Exercise requirements:
Reproduce every line of the records below word for word, leaving out the pictures.

Data for processing:
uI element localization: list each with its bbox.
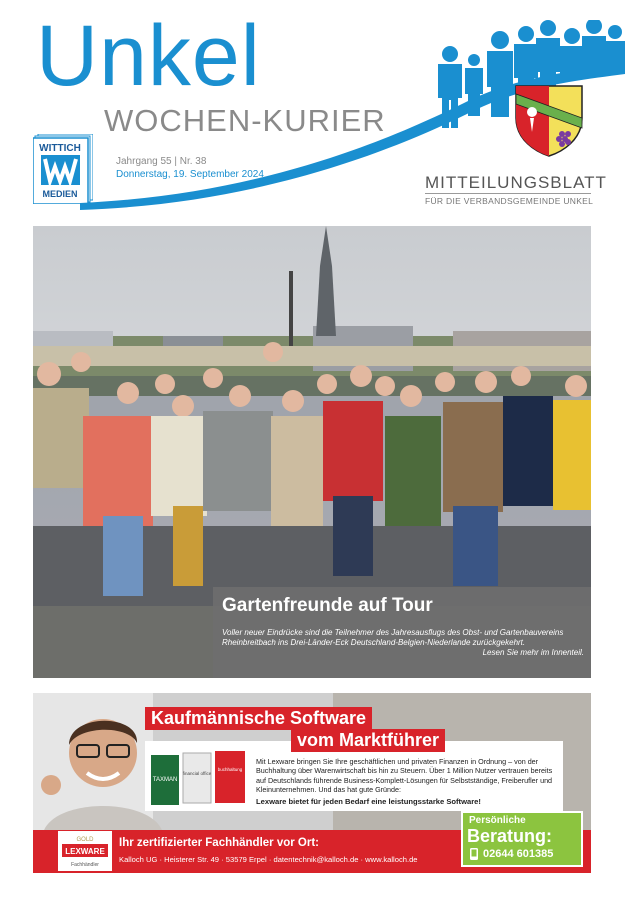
svg-text:GOLD: GOLD: [76, 837, 94, 843]
feature-body: [222, 628, 584, 658]
lexware-partner-badge: [58, 831, 112, 871]
publisher-logo-bottom: MEDIEN: [42, 189, 78, 199]
bulletin-subtitle: FÜR DIE VERBANDSGEMEINDE UNKEL: [425, 196, 594, 206]
lexware-advertisement: [33, 693, 591, 873]
ad-dealer-title: Ihr zertifizierter Fachhändler vor Ort:: [119, 837, 320, 849]
phone-icon: [469, 848, 479, 860]
software-boxes-icon: [149, 751, 249, 807]
feature-headline: Gartenfreunde auf Tour: [222, 595, 433, 616]
consultation-label: Persönliche: [469, 815, 526, 826]
issue-number: Jahrgang 55 | Nr. 38: [116, 156, 207, 167]
masthead-subtitle: WOCHEN-KURIER: [104, 103, 386, 138]
ad-tagline: Lexware bietet für jeden Bedarf eine leistungsstarke Software!: [256, 797, 481, 806]
group-of-people: [33, 342, 591, 606]
svg-text:TAXMAN: TAXMAN: [152, 777, 178, 783]
svg-text:buchhaltung: buchhaltung: [217, 767, 243, 772]
svg-text:Fachhändler: Fachhändler: [71, 862, 99, 868]
feature-read-more: Lesen Sie mehr im Innenteil.: [482, 648, 584, 657]
ad-body-text: Mit Lexware bringen Sie Ihre geschäftlichen und privaten Finanzen in Ordnung – von der Buchhaltung über Warenwirtschaft bis hin zu Steuern. Über 1 Million Nutzer vertrauen bereits auf Deutschlands führende Business-Komplett-Lösungen für Selbstständige, Freiberufler und Kleinunternehmen. Und das hat gute Gründe:: [256, 757, 553, 794]
bulletin-divider: [425, 193, 591, 194]
issue-date: Donnerstag, 19. September 2024: [116, 169, 264, 180]
publisher-logo-top: WITTICH: [39, 143, 81, 154]
bulletin-title: MITTEILUNGSBLATT: [425, 173, 607, 192]
masthead-title: Unkel: [36, 8, 261, 104]
phone-number: 02644 601385: [483, 848, 554, 860]
coat-of-arms-icon: [512, 82, 586, 158]
feature-text: Voller neuer Eindrücke sind die Teilnehmer des Jahresausflugs des Obst- und Gartenbauvereins Rheinbreitbach ins Drei-Länder-Eck Deutschland-Belgien-Niederlande zurückgekehrt.: [222, 628, 564, 647]
svg-text:financial office: financial office: [182, 771, 212, 776]
consultation-title: Beratung:: [467, 826, 552, 846]
svg-text:LEXWARE: LEXWARE: [65, 847, 105, 856]
ad-headline-1: Kaufmännische Software: [145, 707, 372, 730]
ad-dealer-address: Kalloch UG · Heisterer Str. 49 · 53579 Erpel · datentechnik@kalloch.de · www.kalloch.de: [119, 855, 418, 864]
ad-headline-2: vom Marktführer: [291, 729, 445, 752]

Full solution:
uI element localization: list each with its bbox.
svg-text:GOLD: GOLD: [76, 837, 94, 843]
feature-body: [222, 628, 584, 658]
lexware-partner-badge: [58, 831, 112, 871]
publisher-logo-bottom: MEDIEN: [42, 189, 78, 199]
bulletin-subtitle: FÜR DIE VERBANDSGEMEINDE UNKEL: [425, 196, 594, 206]
lexware-advertisement: [33, 693, 591, 873]
ad-dealer-title: Ihr zertifizierter Fachhändler vor Ort:: [119, 837, 320, 849]
phone-icon: [469, 848, 479, 860]
software-boxes-icon: [149, 751, 249, 807]
feature-headline: Gartenfreunde auf Tour: [222, 595, 433, 616]
consultation-label: Persönliche: [469, 815, 526, 826]
issue-number: Jahrgang 55 | Nr. 38: [116, 156, 207, 167]
masthead-subtitle: WOCHEN-KURIER: [104, 103, 386, 138]
ad-tagline: Lexware bietet für jeden Bedarf eine leistungsstarke Software!: [256, 797, 481, 806]
group-of-people: [33, 342, 591, 606]
svg-text:TAXMAN: TAXMAN: [152, 777, 178, 783]
svg-text:buchhaltung: buchhaltung: [217, 767, 243, 772]
svg-text:Fachhändler: Fachhändler: [71, 862, 99, 868]
feature-read-more: Lesen Sie mehr im Innenteil.: [482, 648, 584, 657]
ad-body-text: Mit Lexware bringen Sie Ihre geschäftlichen und privaten Finanzen in Ordnung – von der Buchhaltung über Warenwirtschaft bis hin zu Steuern. Über 1 Million Nutzer vertrauen bereits auf Deutschlands führende Business-Komplett-Lösungen für Selbstständige, Freiberufler und Kleinunternehmen. Und das hat gute Gründe:: [256, 757, 553, 794]
bulletin-divider: [425, 193, 591, 194]
issue-date: Donnerstag, 19. September 2024: [116, 169, 264, 180]
publisher-logo-top: WITTICH: [39, 143, 81, 154]
bulletin-title: MITTEILUNGSBLATT: [425, 173, 607, 192]
masthead-title: Unkel: [36, 8, 261, 104]
phone-number: 02644 601385: [483, 848, 554, 860]
coat-of-arms-icon: [512, 82, 586, 158]
feature-text: Voller neuer Eindrücke sind die Teilnehmer des Jahresausflugs des Obst- und Gartenbauvereins Rheinbreitbach ins Drei-Länder-Eck Deutschland-Belgien-Niederlande zurückgekehrt.: [222, 628, 564, 647]
svg-text:financial office: financial office: [182, 771, 212, 776]
consultation-title: Beratung:: [467, 826, 552, 846]
svg-text:LEXWARE: LEXWARE: [65, 847, 105, 856]
ad-headline-1: Kaufmännische Software: [145, 707, 372, 730]
ad-dealer-address: Kalloch UG · Heisterer Str. 49 · 53579 Erpel · datentechnik@kalloch.de · www.kalloch.de: [119, 855, 418, 864]
ad-headline-2: vom Marktführer: [291, 729, 445, 752]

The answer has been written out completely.